■ To do:
Select from the records below every line that has the word "What" in it.

■ Data supplied:
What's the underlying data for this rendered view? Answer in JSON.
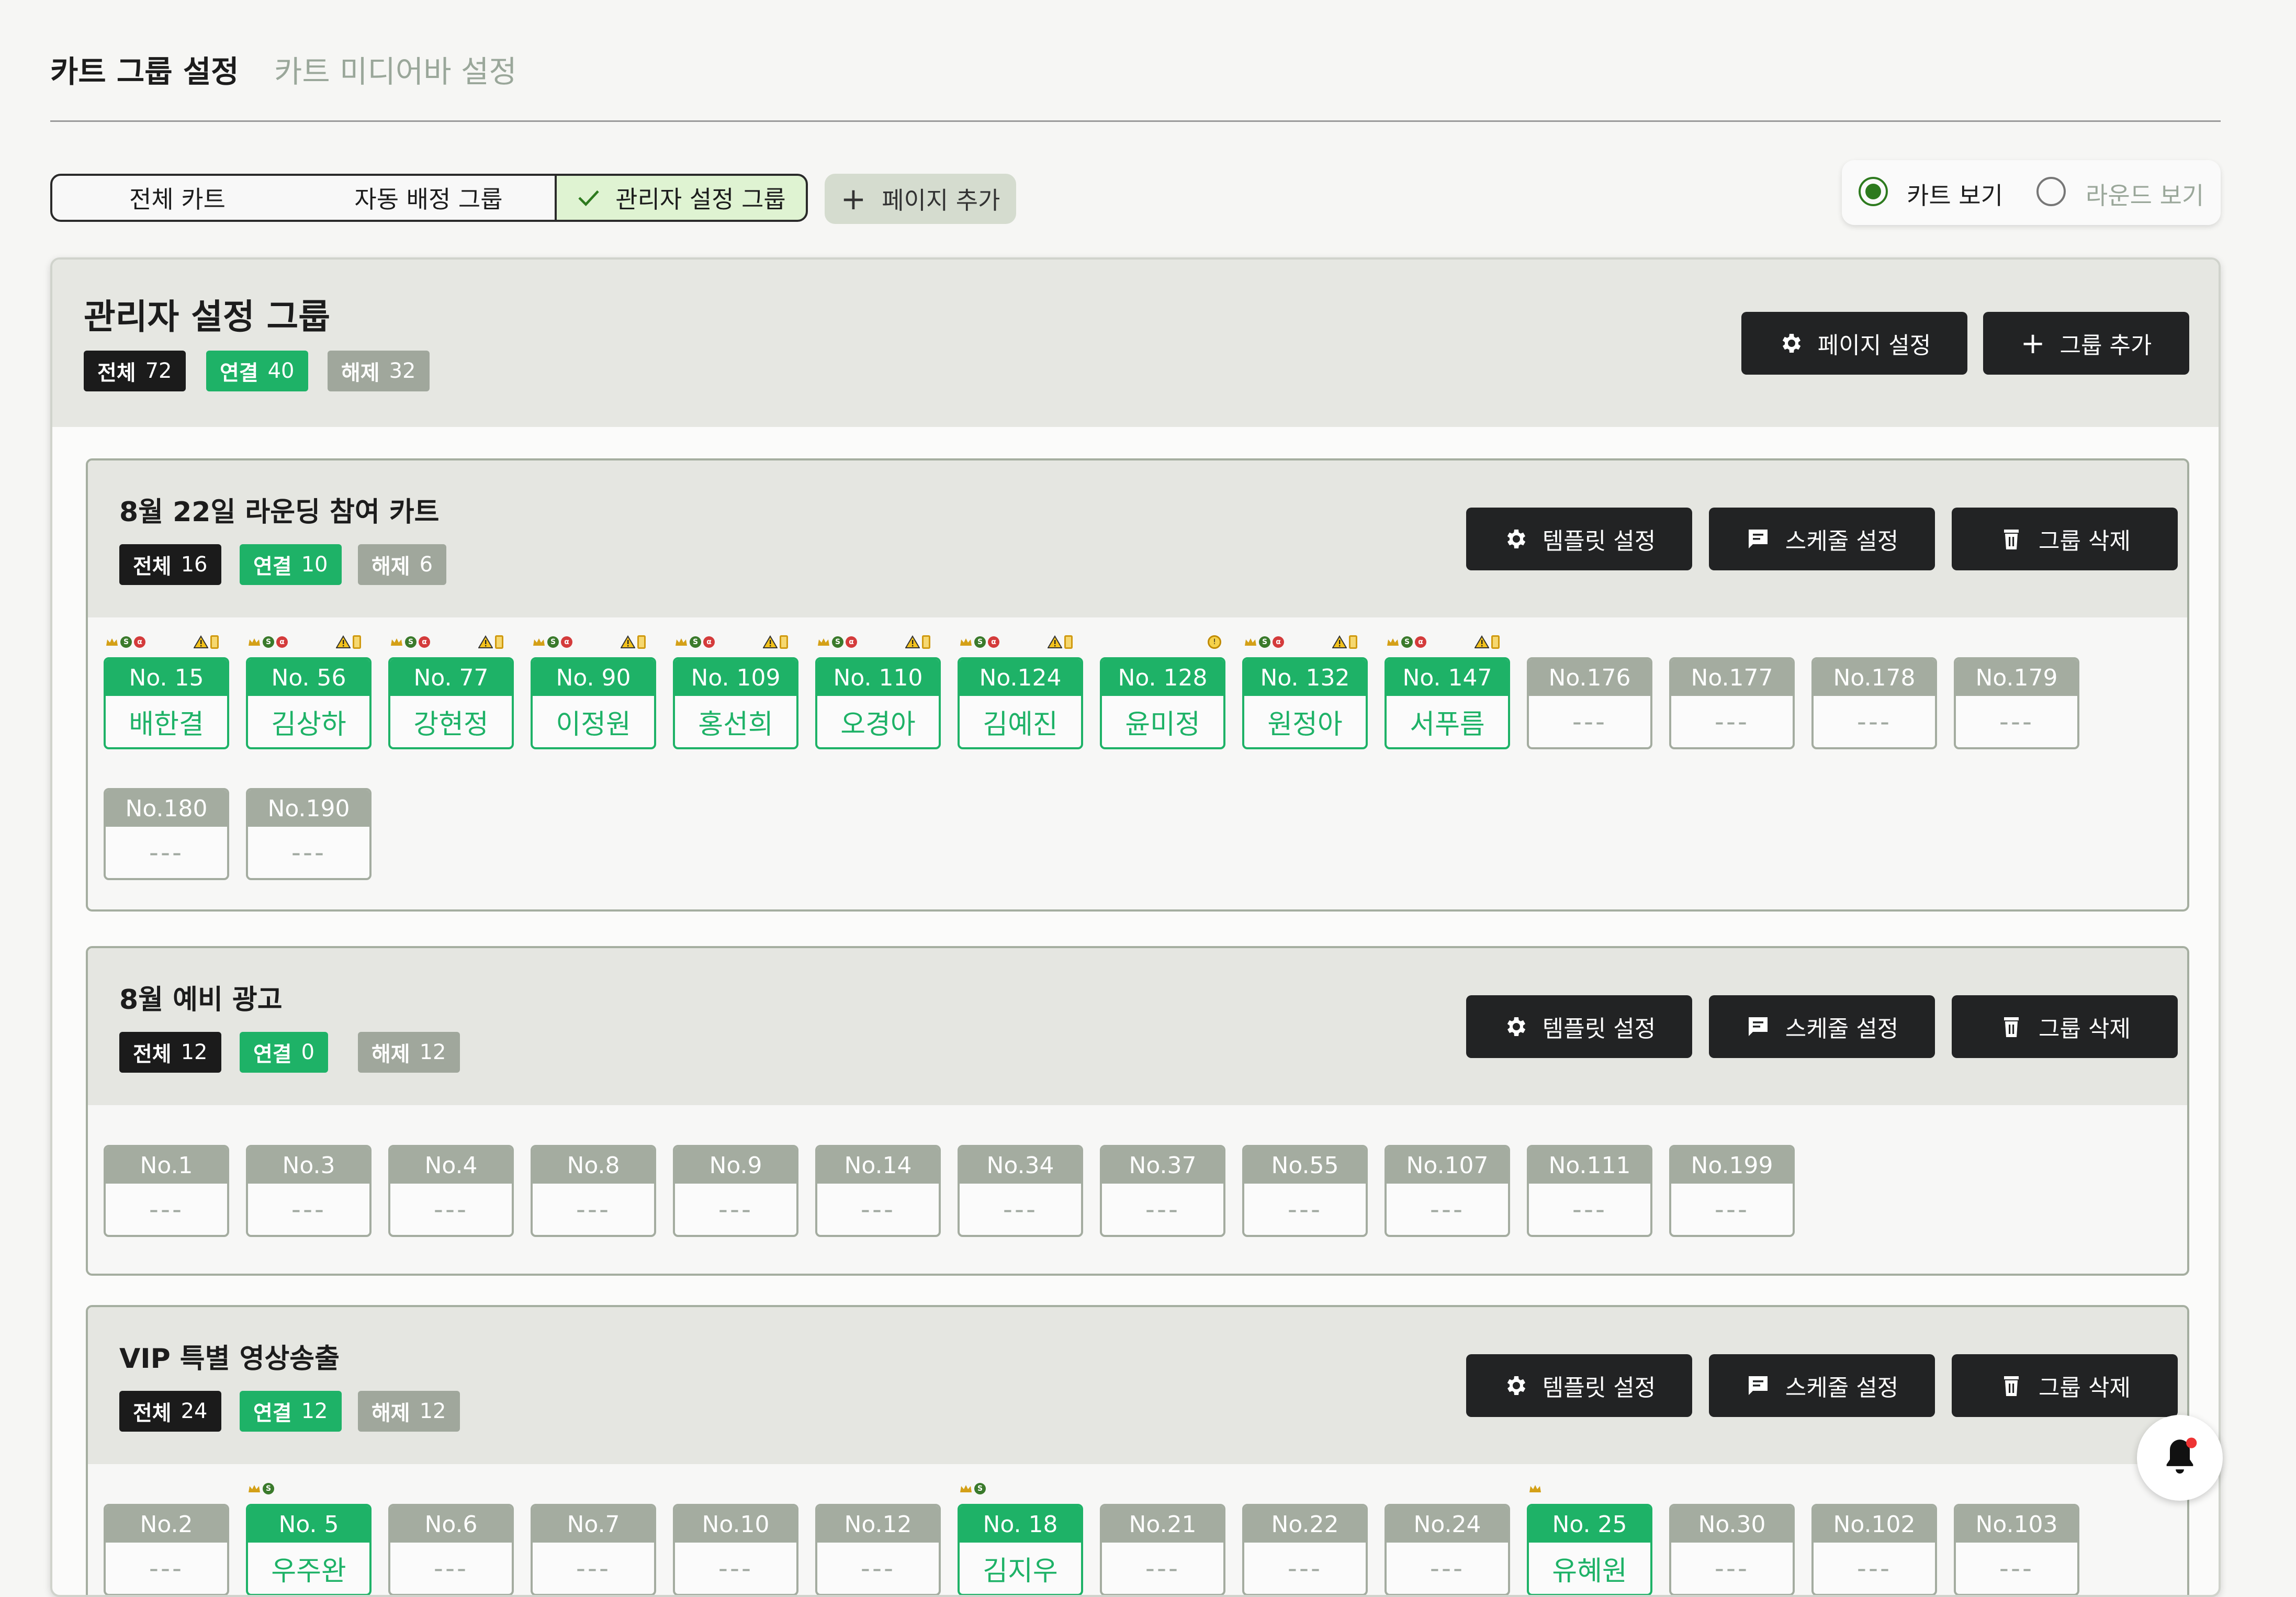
{
  "top_tabs": [
    "카트 그룹 설정",
    "카트 미디어바 설정"
  ],
  "segments": [
    "전체 카트",
    "자동 배정 그룹",
    "관리자 설정 그룹"
  ],
  "add_page_label": "페이지 추가",
  "view_toggle": {
    "cart_view": "카트 보기",
    "round_view": "라운드 보기",
    "selected": "카트 보기"
  },
  "panel": {
    "title": "관리자 설정 그룹",
    "badges": {
      "all_label": "전체",
      "all": "72",
      "on_label": "연결",
      "on": "40",
      "off_label": "해제",
      "off": "32"
    },
    "page_settings": "페이지 설정",
    "add_group": "그룹 추가"
  },
  "group_buttons": {
    "template": "템플릿 설정",
    "schedule": "스케줄 설정",
    "delete": "그룹 삭제"
  },
  "empty_name": "---",
  "groups": [
    {
      "title": "8월 22일 라운딩 참여 카트",
      "badges": {
        "all": "16",
        "on": "10",
        "off": "6"
      },
      "carts": [
        {
          "no": "No. 15",
          "name": "배한결",
          "on": true
        },
        {
          "no": "No. 56",
          "name": "김상하",
          "on": true
        },
        {
          "no": "No. 77",
          "name": "강현정",
          "on": true
        },
        {
          "no": "No. 90",
          "name": "이정원",
          "on": true
        },
        {
          "no": "No. 109",
          "name": "홍선희",
          "on": true
        },
        {
          "no": "No. 110",
          "name": "오경아",
          "on": true
        },
        {
          "no": "No.124",
          "name": "김예진",
          "on": true
        },
        {
          "no": "No. 128",
          "name": "윤미정",
          "on": true
        },
        {
          "no": "No. 132",
          "name": "원정아",
          "on": true
        },
        {
          "no": "No. 147",
          "name": "서푸름",
          "on": true
        },
        {
          "no": "No.176",
          "name": "",
          "on": false
        },
        {
          "no": "No.177",
          "name": "",
          "on": false
        },
        {
          "no": "No.178",
          "name": "",
          "on": false
        },
        {
          "no": "No.179",
          "name": "",
          "on": false
        },
        {
          "no": "No.180",
          "name": "",
          "on": false
        },
        {
          "no": "No.190",
          "name": "",
          "on": false
        }
      ]
    },
    {
      "title": "8월 예비 광고",
      "badges": {
        "all": "12",
        "on": "0",
        "off": "12"
      },
      "carts": [
        {
          "no": "No.1",
          "name": "",
          "on": false
        },
        {
          "no": "No.3",
          "name": "",
          "on": false
        },
        {
          "no": "No.4",
          "name": "",
          "on": false
        },
        {
          "no": "No.8",
          "name": "",
          "on": false
        },
        {
          "no": "No.9",
          "name": "",
          "on": false
        },
        {
          "no": "No.14",
          "name": "",
          "on": false
        },
        {
          "no": "No.34",
          "name": "",
          "on": false
        },
        {
          "no": "No.37",
          "name": "",
          "on": false
        },
        {
          "no": "No.55",
          "name": "",
          "on": false
        },
        {
          "no": "No.107",
          "name": "",
          "on": false
        },
        {
          "no": "No.111",
          "name": "",
          "on": false
        },
        {
          "no": "No.199",
          "name": "",
          "on": false
        }
      ]
    },
    {
      "title": "VIP 특별 영상송출",
      "badges": {
        "all": "24",
        "on": "12",
        "off": "12"
      },
      "carts": [
        {
          "no": "No.2",
          "name": "",
          "on": false
        },
        {
          "no": "No. 5",
          "name": "우주완",
          "on": true
        },
        {
          "no": "No.6",
          "name": "",
          "on": false
        },
        {
          "no": "No.7",
          "name": "",
          "on": false
        },
        {
          "no": "No.10",
          "name": "",
          "on": false
        },
        {
          "no": "No.12",
          "name": "",
          "on": false
        },
        {
          "no": "No. 18",
          "name": "김지우",
          "on": true
        },
        {
          "no": "No.21",
          "name": "",
          "on": false
        },
        {
          "no": "No.22",
          "name": "",
          "on": false
        },
        {
          "no": "No.24",
          "name": "",
          "on": false
        },
        {
          "no": "No. 25",
          "name": "유혜원",
          "on": true
        },
        {
          "no": "No.30",
          "name": "",
          "on": false
        },
        {
          "no": "No.102",
          "name": "",
          "on": false
        },
        {
          "no": "No.103",
          "name": "",
          "on": false
        }
      ]
    }
  ],
  "colors": {
    "connected": "#1eb267",
    "disconnected": "#a4aca0",
    "dark": "#222324",
    "accent_radio": "#2d7a1e"
  }
}
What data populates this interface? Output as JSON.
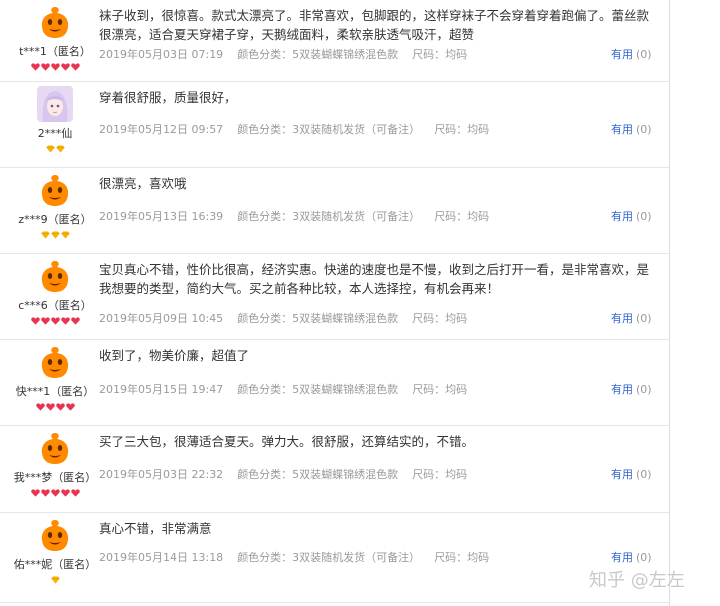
{
  "reviews": [
    {
      "username": "t***1（匿名）",
      "avatar": "orange-mascot",
      "badge_type": "red-heart",
      "badge_count": 5,
      "text": "袜子收到，很惊喜。款式太漂亮了。非常喜欢，包脚跟的，这样穿袜子不会穿着穿着跑偏了。蕾丝款很漂亮，适合夏天穿裙子穿，天鹅绒面料，柔软亲肤透气吸汗，超赞",
      "date": "2019年05月03日 07:19",
      "color_class": "颜色分类：5双装蝴蝶锦绣混色款",
      "size": "尺码：均码",
      "useful_label": "有用",
      "useful_count": "(0)"
    },
    {
      "username": "2***仙",
      "avatar": "anime-girl-photo",
      "badge_type": "gold-diamond",
      "badge_count": 2,
      "text": "穿着很舒服，质量很好，",
      "date": "2019年05月12日 09:57",
      "color_class": "颜色分类：3双装随机发货（可备注）",
      "size": "尺码：均码",
      "useful_label": "有用",
      "useful_count": "(0)"
    },
    {
      "username": "z***9（匿名）",
      "avatar": "orange-mascot",
      "badge_type": "gold-diamond",
      "badge_count": 3,
      "text": "很漂亮，喜欢哦",
      "date": "2019年05月13日 16:39",
      "color_class": "颜色分类：3双装随机发货（可备注）",
      "size": "尺码：均码",
      "useful_label": "有用",
      "useful_count": "(0)"
    },
    {
      "username": "c***6（匿名）",
      "avatar": "orange-mascot",
      "badge_type": "red-heart",
      "badge_count": 5,
      "text": "宝贝真心不错，性价比很高，经济实惠。快递的速度也是不慢，收到之后打开一看，是非常喜欢，是我想要的类型，简约大气。买之前各种比较，本人选择控，有机会再来！",
      "date": "2019年05月09日 10:45",
      "color_class": "颜色分类：5双装蝴蝶锦绣混色款",
      "size": "尺码：均码",
      "useful_label": "有用",
      "useful_count": "(0)"
    },
    {
      "username": "快***1（匿名）",
      "avatar": "orange-mascot",
      "badge_type": "red-heart",
      "badge_count": 4,
      "text": "收到了，物美价廉，超值了",
      "date": "2019年05月15日 19:47",
      "color_class": "颜色分类：5双装蝴蝶锦绣混色款",
      "size": "尺码：均码",
      "useful_label": "有用",
      "useful_count": "(0)"
    },
    {
      "username": "我***梦（匿名）",
      "avatar": "orange-mascot",
      "badge_type": "red-heart",
      "badge_count": 5,
      "text": "买了三大包，很薄适合夏天。弹力大。很舒服，还算结实的，不错。",
      "date": "2019年05月03日 22:32",
      "color_class": "颜色分类：5双装蝴蝶锦绣混色款",
      "size": "尺码：均码",
      "useful_label": "有用",
      "useful_count": "(0)"
    },
    {
      "username": "佑***妮（匿名）",
      "avatar": "orange-mascot",
      "badge_type": "gold-diamond",
      "badge_count": 1,
      "text": "真心不错，非常满意",
      "date": "2019年05月14日 13:18",
      "color_class": "颜色分类：3双装随机发货（可备注）",
      "size": "尺码：均码",
      "useful_label": "有用",
      "useful_count": "(0)"
    }
  ],
  "watermark": "知乎 @左左",
  "colors": {
    "link": "#3366cc",
    "meta": "#9a9a9a",
    "mascot": "#ff8a00",
    "red_heart": "#e8344e",
    "gold_diamond": "#f5b400"
  }
}
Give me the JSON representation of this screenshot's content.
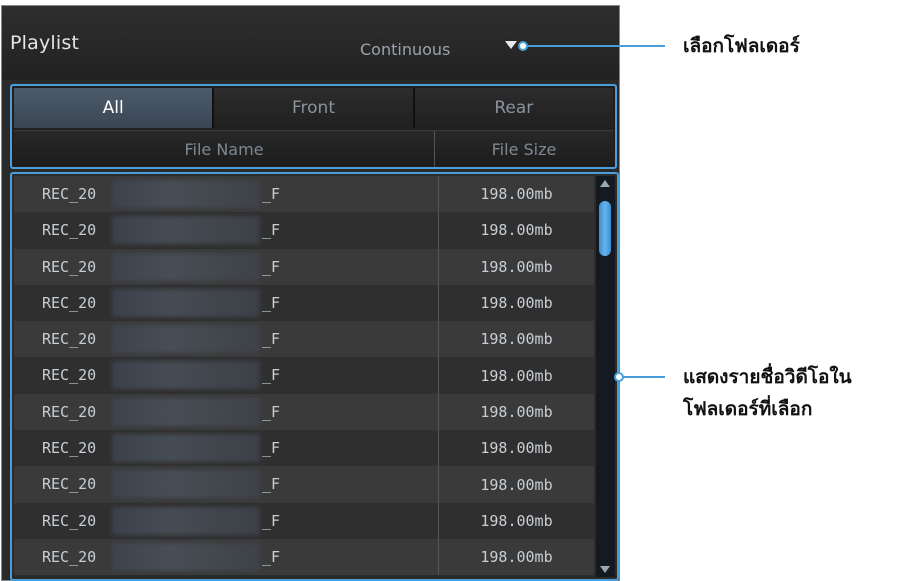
{
  "header": {
    "title": "Playlist",
    "mode": "Continuous"
  },
  "tabs": [
    {
      "label": "All"
    },
    {
      "label": "Front"
    },
    {
      "label": "Rear"
    }
  ],
  "columns": {
    "file_name": "File Name",
    "file_size": "File Size"
  },
  "rows": [
    {
      "prefix": "REC_20",
      "suffix": "_F",
      "size": "198.00mb"
    },
    {
      "prefix": "REC_20",
      "suffix": "_F",
      "size": "198.00mb"
    },
    {
      "prefix": "REC_20",
      "suffix": "_F",
      "size": "198.00mb"
    },
    {
      "prefix": "REC_20",
      "suffix": "_F",
      "size": "198.00mb"
    },
    {
      "prefix": "REC_20",
      "suffix": "_F",
      "size": "198.00mb"
    },
    {
      "prefix": "REC_20",
      "suffix": "_F",
      "size": "198.00mb"
    },
    {
      "prefix": "REC_20",
      "suffix": "_F",
      "size": "198.00mb"
    },
    {
      "prefix": "REC_20",
      "suffix": "_F",
      "size": "198.00mb"
    },
    {
      "prefix": "REC_20",
      "suffix": "_F",
      "size": "198.00mb"
    },
    {
      "prefix": "REC_20",
      "suffix": "_F",
      "size": "198.00mb"
    },
    {
      "prefix": "REC_20",
      "suffix": "_F",
      "size": "198.00mb"
    }
  ],
  "callouts": {
    "folder": "เลือกโฟลเดอร์",
    "list_line1": "แสดงรายชื่อวิดีโอใน",
    "list_line2": "โฟลเดอร์ที่เลือก"
  },
  "colors": {
    "accent": "#4a9fdb",
    "panel": "#2a2a2a",
    "active_tab": "#44525f"
  },
  "icons": [
    "dropdown-arrow-icon",
    "scroll-up-icon",
    "scroll-down-icon"
  ]
}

■ Worked answer:
What's the underlying data for this rendered view? Answer in JSON.
What data populates this interface? Output as JSON.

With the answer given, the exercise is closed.